--- Dataset extract ---

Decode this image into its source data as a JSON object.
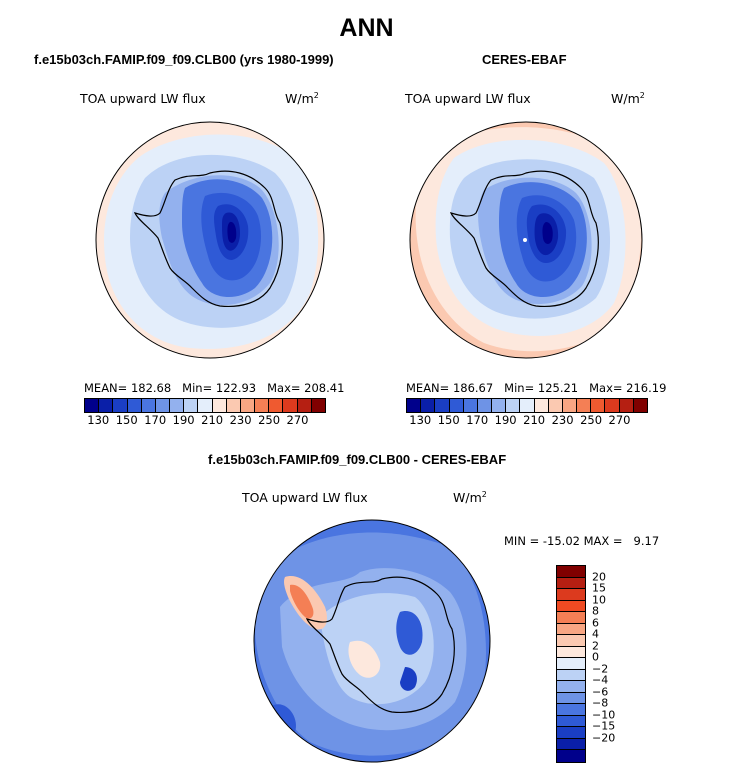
{
  "title": "ANN",
  "panels": [
    {
      "title": "f.e15b03ch.FAMIP.f09_f09.CLB00 (yrs 1980-1999)",
      "variable": "TOA upward LW flux",
      "units": "W/m",
      "units_sup": "2",
      "stats": {
        "mean_label": "MEAN=",
        "mean": "182.68",
        "min_label": "Min=",
        "min": "122.93",
        "max_label": "Max=",
        "max": "208.41"
      }
    },
    {
      "title": "CERES-EBAF",
      "variable": "TOA upward LW flux",
      "units": "W/m",
      "units_sup": "2",
      "stats": {
        "mean_label": "MEAN=",
        "mean": "186.67",
        "min_label": "Min=",
        "min": "125.21",
        "max_label": "Max=",
        "max": "216.19"
      }
    },
    {
      "title": "f.e15b03ch.FAMIP.f09_f09.CLB00 - CERES-EBAF",
      "variable": "TOA upward LW flux",
      "units": "W/m",
      "units_sup": "2",
      "stats": {
        "min_label": "MIN =",
        "min": "-15.02",
        "max_label": "MAX =",
        "max": "9.17"
      }
    }
  ],
  "colorbar_abs": {
    "colors": [
      "#00008b",
      "#0a1fa8",
      "#1a3ec4",
      "#2f5ad6",
      "#4a75e0",
      "#6e93e6",
      "#93b1ee",
      "#bcd2f5",
      "#e4eefb",
      "#fde8dd",
      "#fbc9b1",
      "#f8a683",
      "#f47f55",
      "#ef5a30",
      "#dc3a1e",
      "#b51f12",
      "#800000"
    ],
    "labels": [
      "130",
      "150",
      "170",
      "190",
      "210",
      "230",
      "250",
      "270"
    ]
  },
  "colorbar_diff": {
    "colors": [
      "#800000",
      "#b51f12",
      "#dc3a1e",
      "#f04a22",
      "#f47f55",
      "#f8a683",
      "#fbc9b1",
      "#fde8dd",
      "#e4eefb",
      "#bcd2f5",
      "#93b1ee",
      "#6e93e6",
      "#4a75e0",
      "#2f5ad6",
      "#1a3ec4",
      "#0a1fa8",
      "#00008b"
    ],
    "labels": [
      "20",
      "15",
      "10",
      "8",
      "6",
      "4",
      "2",
      "0",
      "−2",
      "−4",
      "−6",
      "−8",
      "−10",
      "−15",
      "−20"
    ]
  }
}
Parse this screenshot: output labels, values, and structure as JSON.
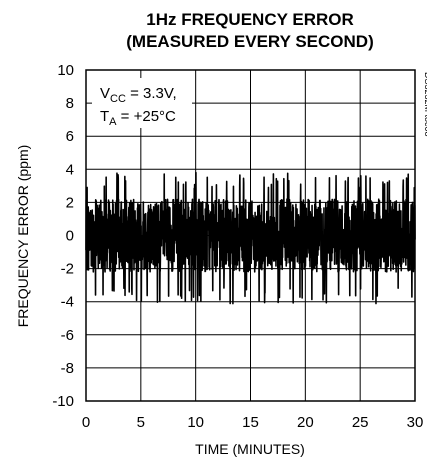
{
  "chart_data": {
    "type": "line",
    "title": [
      "1Hz FREQUENCY ERROR",
      "(MEASURED EVERY SECOND)"
    ],
    "xlabel": "TIME (MINUTES)",
    "ylabel": "FREQUENCY ERROR (ppm)",
    "xlim": [
      0,
      30
    ],
    "ylim": [
      -10,
      10
    ],
    "x_ticks": [
      0,
      5,
      10,
      15,
      20,
      25,
      30
    ],
    "y_ticks": [
      10,
      8,
      6,
      4,
      2,
      0,
      -2,
      -4,
      -6,
      -8,
      -10
    ],
    "grid": true,
    "annotation": {
      "line1": {
        "main": "V",
        "sub": "CC",
        "rest": " = 3.3V,"
      },
      "line2": {
        "main": "T",
        "sub": "A",
        "rest": " = +25°C"
      }
    },
    "figure_id": "DS3232M toc08",
    "series": [
      {
        "values_description": "dense noise, approx ±2 ppm with spikes to about ±4 ppm",
        "typical_range": [
          -2.2,
          2.2
        ],
        "peak_range": [
          -4.2,
          3.8
        ],
        "sample_interval_minutes": 0.0167
      }
    ]
  }
}
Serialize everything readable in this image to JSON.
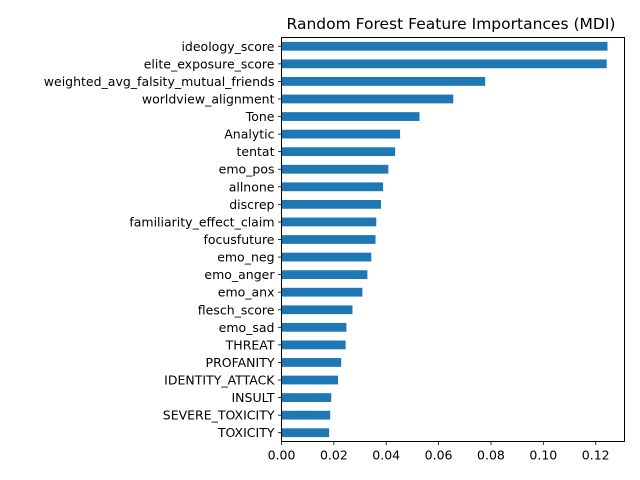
{
  "chart_data": {
    "type": "bar",
    "orientation": "horizontal",
    "title": "Random Forest Feature Importances (MDI)",
    "xlabel": "",
    "ylabel": "",
    "xlim": [
      0,
      0.131
    ],
    "xticks": [
      0.0,
      0.02,
      0.04,
      0.06,
      0.08,
      0.1,
      0.12
    ],
    "xtick_labels": [
      "0.00",
      "0.02",
      "0.04",
      "0.06",
      "0.08",
      "0.10",
      "0.12"
    ],
    "bar_color": "#1f77b4",
    "grid": false,
    "categories": [
      "ideology_score",
      "elite_exposure_score",
      "weighted_avg_falsity_mutual_friends",
      "worldview_alignment",
      "Tone",
      "Analytic",
      "tentat",
      "emo_pos",
      "allnone",
      "discrep",
      "familiarity_effect_claim",
      "focusfuture",
      "emo_neg",
      "emo_anger",
      "emo_anx",
      "flesch_score",
      "emo_sad",
      "THREAT",
      "PROFANITY",
      "IDENTITY_ATTACK",
      "INSULT",
      "SEVERE_TOXICITY",
      "TOXICITY"
    ],
    "values": [
      0.1245,
      0.1242,
      0.0778,
      0.0656,
      0.0527,
      0.0453,
      0.0434,
      0.0408,
      0.0388,
      0.038,
      0.0362,
      0.0359,
      0.0343,
      0.0328,
      0.0309,
      0.0271,
      0.0248,
      0.0245,
      0.0228,
      0.0216,
      0.019,
      0.0186,
      0.0182
    ]
  }
}
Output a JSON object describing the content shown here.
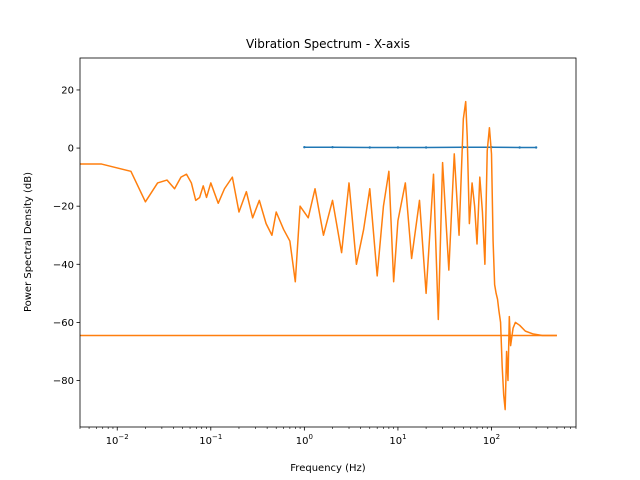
{
  "chart_data": {
    "type": "line",
    "title": "Vibration Spectrum - X-axis",
    "xlabel": "Frequency (Hz)",
    "ylabel": "Power Spectral Density (dB)",
    "xscale": "log",
    "xlim": [
      0.004,
      800
    ],
    "ylim": [
      -96,
      31
    ],
    "xticks": [
      {
        "value": 0.01,
        "base": "10",
        "exp": "−2"
      },
      {
        "value": 0.1,
        "base": "10",
        "exp": "−1"
      },
      {
        "value": 1,
        "base": "10",
        "exp": "0"
      },
      {
        "value": 10,
        "base": "10",
        "exp": "1"
      },
      {
        "value": 100,
        "base": "10",
        "exp": "2"
      }
    ],
    "yticks": [
      {
        "value": 20,
        "label": "20"
      },
      {
        "value": 0,
        "label": "0"
      },
      {
        "value": -20,
        "label": "−20"
      },
      {
        "value": -40,
        "label": "−40"
      },
      {
        "value": -60,
        "label": "−60"
      },
      {
        "value": -80,
        "label": "−80"
      }
    ],
    "grid": false,
    "series": [
      {
        "color": "#1f77b4",
        "style": "line-with-dots",
        "x": [
          1,
          2,
          5,
          10,
          20,
          50,
          100,
          200,
          300
        ],
        "y": [
          0.3,
          0.3,
          0.2,
          0.2,
          0.2,
          0.3,
          0.3,
          0.2,
          0.2
        ]
      },
      {
        "color": "#ff7f0e",
        "style": "line",
        "x": [
          0.004,
          0.0068,
          0.014,
          0.02,
          0.027,
          0.034,
          0.041,
          0.048,
          0.055,
          0.062,
          0.069,
          0.076,
          0.083,
          0.09,
          0.1,
          0.12,
          0.14,
          0.17,
          0.2,
          0.24,
          0.28,
          0.33,
          0.39,
          0.45,
          0.5,
          0.6,
          0.7,
          0.8,
          0.9,
          1.1,
          1.3,
          1.6,
          2,
          2.5,
          3,
          3.6,
          4.3,
          5,
          6,
          7,
          8,
          9,
          10,
          12,
          14,
          17,
          20,
          24,
          27,
          30,
          35,
          40,
          45,
          50,
          53,
          55,
          58,
          62,
          66,
          70,
          75,
          80,
          85,
          90,
          95,
          100,
          104,
          108,
          112,
          116,
          120,
          125,
          130,
          135,
          140,
          145,
          150,
          155,
          160,
          170,
          180,
          200,
          230,
          280,
          350,
          500
        ],
        "y": [
          -5.5,
          -5.5,
          -8,
          -18.5,
          -12,
          -11,
          -14,
          -10,
          -9,
          -12,
          -18,
          -17,
          -13,
          -17,
          -12,
          -19,
          -14,
          -10,
          -22,
          -15,
          -24,
          -18,
          -26,
          -30,
          -22,
          -28,
          -32,
          -46,
          -20,
          -24,
          -14,
          -30,
          -18,
          -36,
          -12,
          -40,
          -28,
          -14,
          -44,
          -20,
          -8,
          -46,
          -25,
          -12,
          -38,
          -18,
          -50,
          -9,
          -59,
          -5,
          -42,
          -2,
          -30,
          10,
          16,
          4,
          -26,
          -12,
          -20,
          -33,
          -10,
          -22,
          -40,
          -1,
          7,
          -2,
          -32,
          -47,
          -50,
          -52,
          -56,
          -60,
          -75,
          -85,
          -90,
          -70,
          -80,
          -58,
          -68,
          -62,
          -60,
          -61,
          -63,
          -64,
          -64.5,
          -64.5
        ]
      },
      {
        "color": "#ff7f0e",
        "style": "line",
        "x": [
          0.004,
          500
        ],
        "y": [
          -64.5,
          -64.5
        ]
      }
    ]
  }
}
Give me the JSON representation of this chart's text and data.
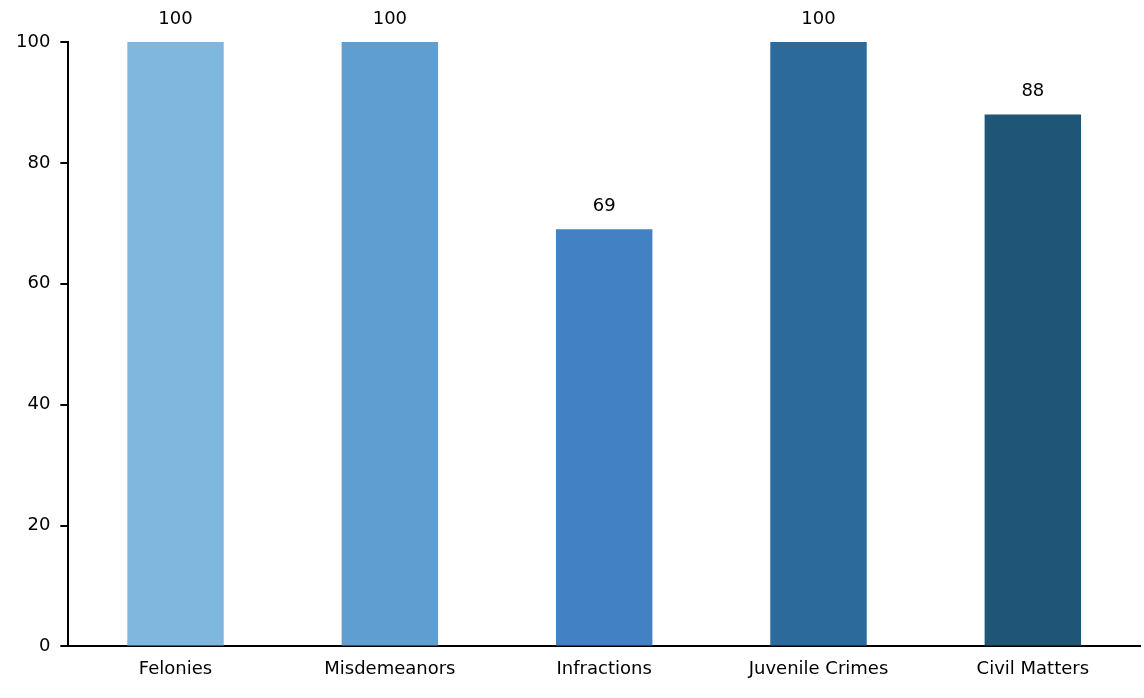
{
  "chart_data": {
    "type": "bar",
    "categories": [
      "Felonies",
      "Misdemeanors",
      "Infractions",
      "Juvenile Crimes",
      "Civil Matters"
    ],
    "values": [
      100,
      100,
      69,
      100,
      88
    ],
    "colors": [
      "#7fb8de",
      "#5e9ed1",
      "#4282c4",
      "#2c6a9c",
      "#1f5577"
    ],
    "ylim": [
      0,
      100
    ],
    "yticks": [
      0,
      20,
      40,
      60,
      80,
      100
    ],
    "data_labels": true,
    "grid": false,
    "legend": false
  }
}
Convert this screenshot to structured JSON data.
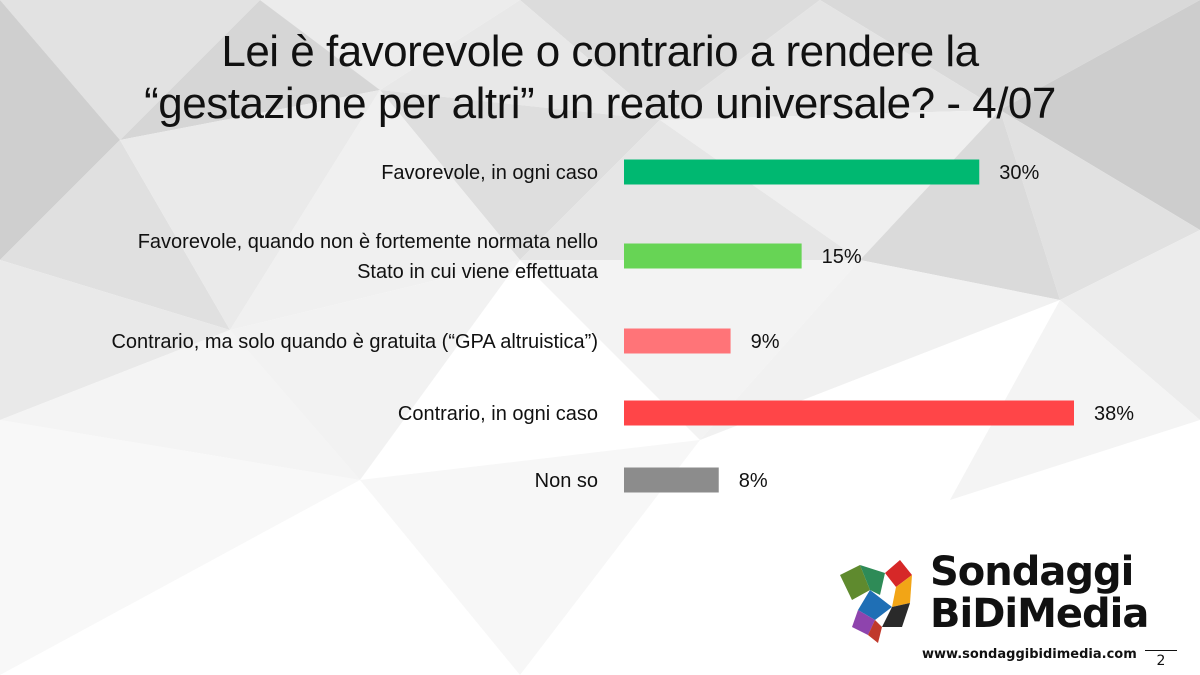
{
  "slide": {
    "title_line1": "Lei è favorevole o contrario a rendere la",
    "title_line2": "“gestazione per altri” un reato universale? - 4/07",
    "page_number": "2"
  },
  "logo": {
    "line1": "Sondaggi",
    "line2": "BiDiMedia",
    "url": "www.sondaggibidimedia.com"
  },
  "chart_data": {
    "type": "bar",
    "orientation": "horizontal",
    "categories": [
      [
        "Favorevole, in ogni caso"
      ],
      [
        "Favorevole, quando non è fortemente normata nello",
        "Stato in cui viene effettuata"
      ],
      [
        "Contrario, ma solo quando è gratuita (“GPA altruistica”)"
      ],
      [
        "Contrario, in ogni caso"
      ],
      [
        "Non so"
      ]
    ],
    "values": [
      30,
      15,
      9,
      38,
      8
    ],
    "value_labels": [
      "30%",
      "15%",
      "9%",
      "38%",
      "8%"
    ],
    "colors": [
      "#00b871",
      "#67d455",
      "#ff7478",
      "#ff4548",
      "#8c8c8c"
    ],
    "unit": "%",
    "title": "Lei è favorevole o contrario a rendere la “gestazione per altri” un reato universale? - 4/07",
    "xlim": [
      0,
      38
    ],
    "grid": false,
    "legend": "none"
  }
}
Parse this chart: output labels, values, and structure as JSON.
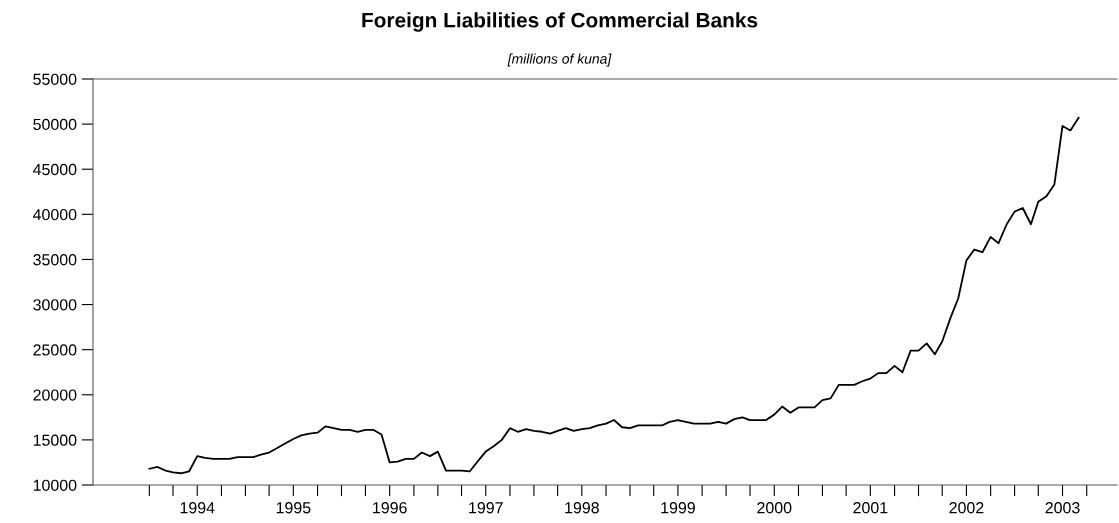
{
  "chart_data": {
    "type": "line",
    "title": "Foreign Liabilities of Commercial Banks",
    "subtitle": "[millions of kuna]",
    "x": [
      "1993-12",
      "1994-01",
      "1994-02",
      "1994-03",
      "1994-04",
      "1994-05",
      "1994-06",
      "1994-07",
      "1994-08",
      "1994-09",
      "1994-10",
      "1994-11",
      "1994-12",
      "1995-01",
      "1995-02",
      "1995-03",
      "1995-04",
      "1995-05",
      "1995-06",
      "1995-07",
      "1995-08",
      "1995-09",
      "1995-10",
      "1995-11",
      "1995-12",
      "1996-01",
      "1996-02",
      "1996-03",
      "1996-04",
      "1996-05",
      "1996-06",
      "1996-07",
      "1996-08",
      "1996-09",
      "1996-10",
      "1996-11",
      "1996-12",
      "1997-01",
      "1997-02",
      "1997-03",
      "1997-04",
      "1997-05",
      "1997-06",
      "1997-07",
      "1997-08",
      "1997-09",
      "1997-10",
      "1997-11",
      "1997-12",
      "1998-01",
      "1998-02",
      "1998-03",
      "1998-04",
      "1998-05",
      "1998-06",
      "1998-07",
      "1998-08",
      "1998-09",
      "1998-10",
      "1998-11",
      "1998-12",
      "1999-01",
      "1999-02",
      "1999-03",
      "1999-04",
      "1999-05",
      "1999-06",
      "1999-07",
      "1999-08",
      "1999-09",
      "1999-10",
      "1999-11",
      "1999-12",
      "2000-01",
      "2000-02",
      "2000-03",
      "2000-04",
      "2000-05",
      "2000-06",
      "2000-07",
      "2000-08",
      "2000-09",
      "2000-10",
      "2000-11",
      "2000-12",
      "2001-01",
      "2001-02",
      "2001-03",
      "2001-04",
      "2001-05",
      "2001-06",
      "2001-07",
      "2001-08",
      "2001-09",
      "2001-10",
      "2001-11",
      "2001-12",
      "2002-01",
      "2002-02",
      "2002-03",
      "2002-04",
      "2002-05",
      "2002-06",
      "2002-07",
      "2002-08",
      "2002-09",
      "2002-10",
      "2002-11",
      "2002-12",
      "2003-01",
      "2003-02",
      "2003-03",
      "2003-04",
      "2003-05",
      "2003-06",
      "2003-07",
      "2003-08"
    ],
    "values": [
      11800,
      12000,
      11600,
      11400,
      11300,
      11500,
      13200,
      13000,
      12900,
      12900,
      12900,
      13100,
      13100,
      13100,
      13400,
      13600,
      14100,
      14600,
      15100,
      15500,
      15700,
      15800,
      16500,
      16300,
      16100,
      16100,
      15900,
      16100,
      16100,
      15600,
      12500,
      12600,
      12900,
      12900,
      13600,
      13200,
      13700,
      11600,
      11600,
      11600,
      11500,
      12600,
      13700,
      14300,
      15000,
      16300,
      15900,
      16200,
      16000,
      15900,
      15700,
      16000,
      16300,
      16000,
      16200,
      16300,
      16600,
      16800,
      17200,
      16400,
      16300,
      16600,
      16600,
      16600,
      16600,
      17000,
      17200,
      17000,
      16800,
      16800,
      16800,
      17000,
      16800,
      17300,
      17500,
      17200,
      17200,
      17200,
      17800,
      18700,
      18000,
      18600,
      18600,
      18600,
      19400,
      19600,
      21100,
      21100,
      21100,
      21500,
      21800,
      22400,
      22400,
      23200,
      22500,
      24900,
      24900,
      25700,
      24500,
      25900,
      28500,
      30700,
      34900,
      36100,
      35800,
      37500,
      36800,
      38900,
      40300,
      40700,
      38900,
      41400,
      42000,
      43300,
      49800,
      49300,
      50700
    ],
    "color": "#000000",
    "xlim": [
      "1993-05-01",
      "2003-12-25"
    ],
    "xticks": [
      {
        "value": "1993-12-01",
        "label": null
      },
      {
        "value": "1994-03-01",
        "label": null
      },
      {
        "value": "1994-06-01",
        "label": "1994"
      },
      {
        "value": "1994-09-01",
        "label": null
      },
      {
        "value": "1994-12-01",
        "label": null
      },
      {
        "value": "1995-03-01",
        "label": null
      },
      {
        "value": "1995-06-01",
        "label": "1995"
      },
      {
        "value": "1995-09-01",
        "label": null
      },
      {
        "value": "1995-12-01",
        "label": null
      },
      {
        "value": "1996-03-01",
        "label": null
      },
      {
        "value": "1996-06-01",
        "label": "1996"
      },
      {
        "value": "1996-09-01",
        "label": null
      },
      {
        "value": "1996-12-01",
        "label": null
      },
      {
        "value": "1997-03-01",
        "label": null
      },
      {
        "value": "1997-06-01",
        "label": "1997"
      },
      {
        "value": "1997-09-01",
        "label": null
      },
      {
        "value": "1997-12-01",
        "label": null
      },
      {
        "value": "1998-03-01",
        "label": null
      },
      {
        "value": "1998-06-01",
        "label": "1998"
      },
      {
        "value": "1998-09-01",
        "label": null
      },
      {
        "value": "1998-12-01",
        "label": null
      },
      {
        "value": "1999-03-01",
        "label": null
      },
      {
        "value": "1999-06-01",
        "label": "1999"
      },
      {
        "value": "1999-09-01",
        "label": null
      },
      {
        "value": "1999-12-01",
        "label": null
      },
      {
        "value": "2000-03-01",
        "label": null
      },
      {
        "value": "2000-06-01",
        "label": "2000"
      },
      {
        "value": "2000-09-01",
        "label": null
      },
      {
        "value": "2000-12-01",
        "label": null
      },
      {
        "value": "2001-03-01",
        "label": null
      },
      {
        "value": "2001-06-01",
        "label": "2001"
      },
      {
        "value": "2001-09-01",
        "label": null
      },
      {
        "value": "2001-12-01",
        "label": null
      },
      {
        "value": "2002-03-01",
        "label": null
      },
      {
        "value": "2002-06-01",
        "label": "2002"
      },
      {
        "value": "2002-09-01",
        "label": null
      },
      {
        "value": "2002-12-01",
        "label": null
      },
      {
        "value": "2003-03-01",
        "label": null
      },
      {
        "value": "2003-06-01",
        "label": "2003"
      },
      {
        "value": "2003-09-01",
        "label": null
      }
    ],
    "ylim": [
      10000,
      55000
    ],
    "yticks": [
      10000,
      15000,
      20000,
      25000,
      30000,
      35000,
      40000,
      45000,
      50000,
      55000
    ],
    "grid": false,
    "legend": false,
    "marker": "none",
    "line_style": "solid"
  }
}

---

• What is expected
Which lines of the data include "legend"? Copy each of them.

• Complete response
    "legend": false
    "legend": "none"
    "legend": false,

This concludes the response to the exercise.